**TASK DETAILS**: Leave out the pictures and reproduce all of the data exactly.
··· DATA ROWS ···
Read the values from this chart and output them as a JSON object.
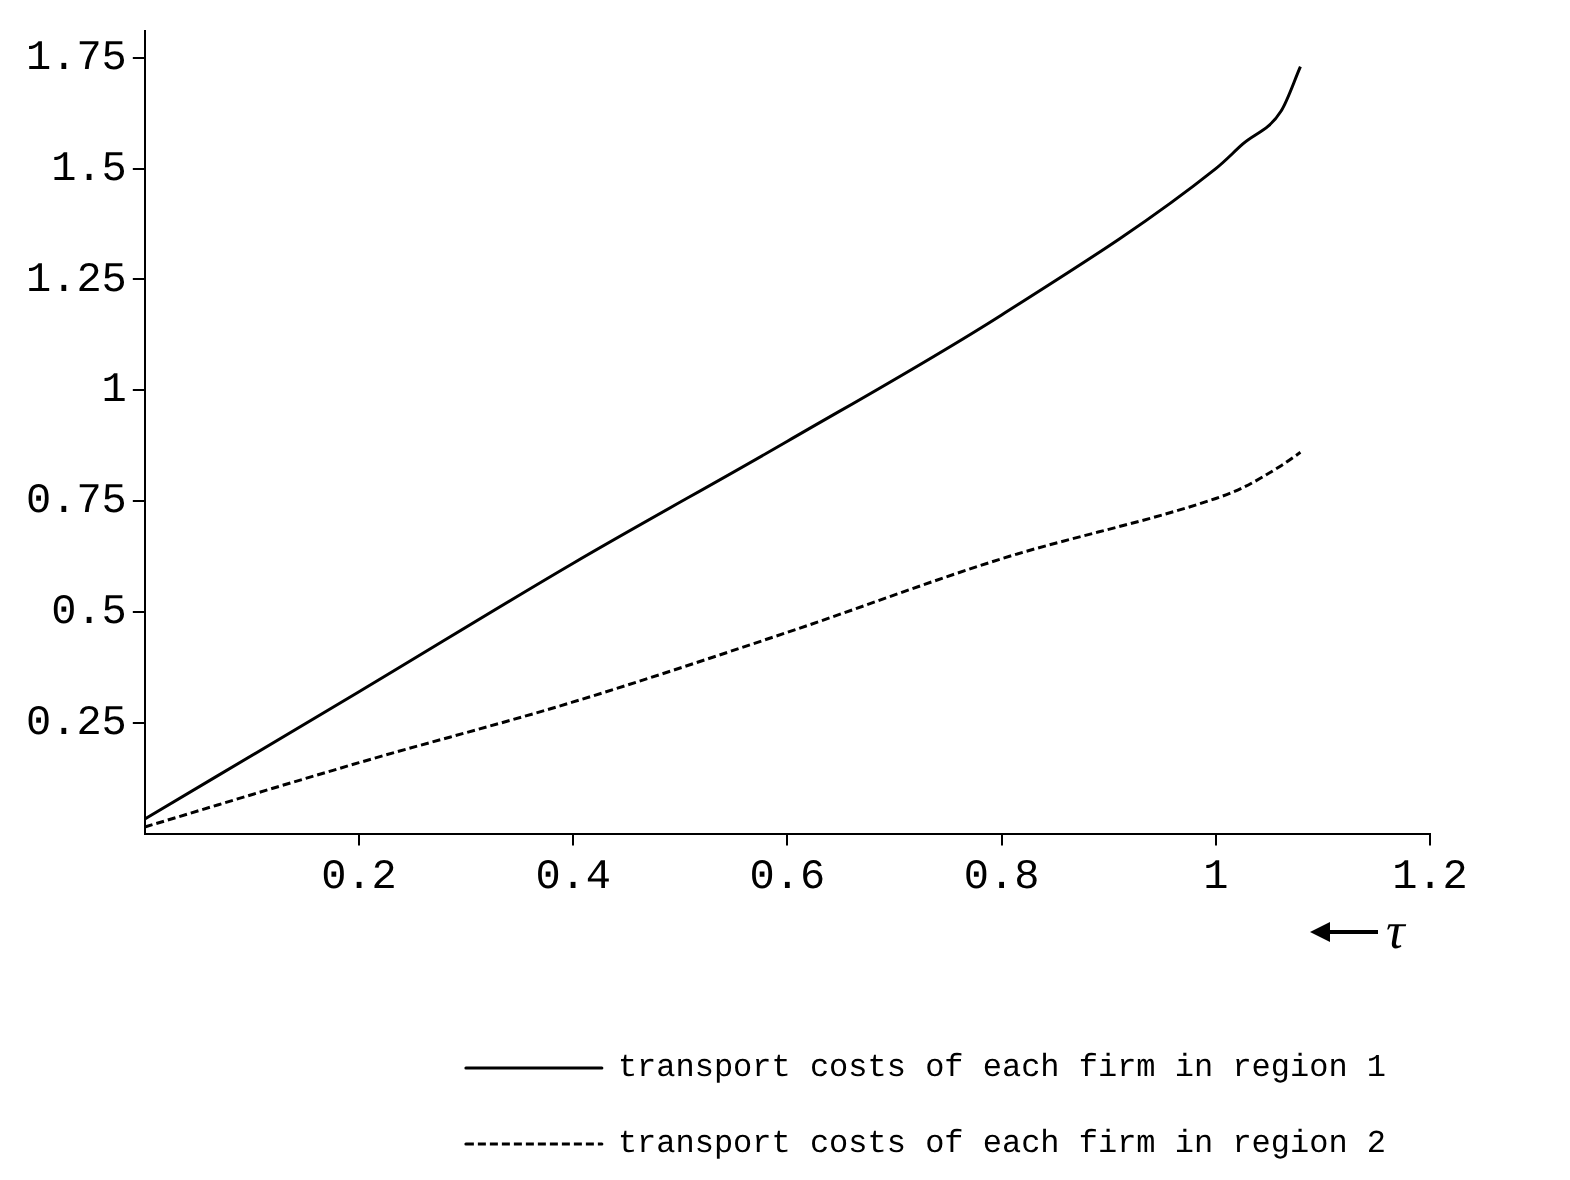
{
  "chart_data": {
    "type": "line",
    "xlabel": "τ",
    "x": [
      0,
      0.2,
      0.4,
      0.6,
      0.8,
      1.0,
      1.025,
      1.061,
      1.079
    ],
    "series": [
      {
        "name": "transport costs of each firm in region 1",
        "color": "#000000",
        "line_style": "solid",
        "values": [
          0.033,
          0.32,
          0.61,
          0.885,
          1.17,
          1.5,
          1.555,
          1.63,
          1.73
        ]
      },
      {
        "name": "transport costs of each firm in region 2",
        "color": "#000000",
        "line_style": "dashed",
        "values": [
          0.015,
          0.16,
          0.297,
          0.454,
          0.62,
          0.756,
          0.78,
          0.83,
          0.86
        ]
      }
    ],
    "xlim": [
      0,
      1.2
    ],
    "ylim": [
      0,
      1.81
    ],
    "xticks": [
      0.2,
      0.4,
      0.6,
      0.8,
      1,
      1.2
    ],
    "yticks": [
      0.25,
      0.5,
      0.75,
      1,
      1.25,
      1.5,
      1.75
    ],
    "grid": false,
    "legend": "bottom",
    "marker": "none"
  }
}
···
**RESULT**:
Read the values from this chart and output them as a JSON object.
{
  "chart_data": {
    "type": "line",
    "xlabel": "τ",
    "x": [
      0,
      0.2,
      0.4,
      0.6,
      0.8,
      1.0,
      1.025,
      1.061,
      1.079
    ],
    "series": [
      {
        "name": "transport costs of each firm in region 1",
        "color": "#000000",
        "line_style": "solid",
        "values": [
          0.033,
          0.32,
          0.61,
          0.885,
          1.17,
          1.5,
          1.555,
          1.63,
          1.73
        ]
      },
      {
        "name": "transport costs of each firm in region 2",
        "color": "#000000",
        "line_style": "dashed",
        "values": [
          0.015,
          0.16,
          0.297,
          0.454,
          0.62,
          0.756,
          0.78,
          0.83,
          0.86
        ]
      }
    ],
    "xlim": [
      0,
      1.2
    ],
    "ylim": [
      0,
      1.81
    ],
    "xticks": [
      0.2,
      0.4,
      0.6,
      0.8,
      1,
      1.2
    ],
    "yticks": [
      0.25,
      0.5,
      0.75,
      1,
      1.25,
      1.5,
      1.75
    ],
    "grid": false,
    "legend": "bottom",
    "marker": "none"
  }
}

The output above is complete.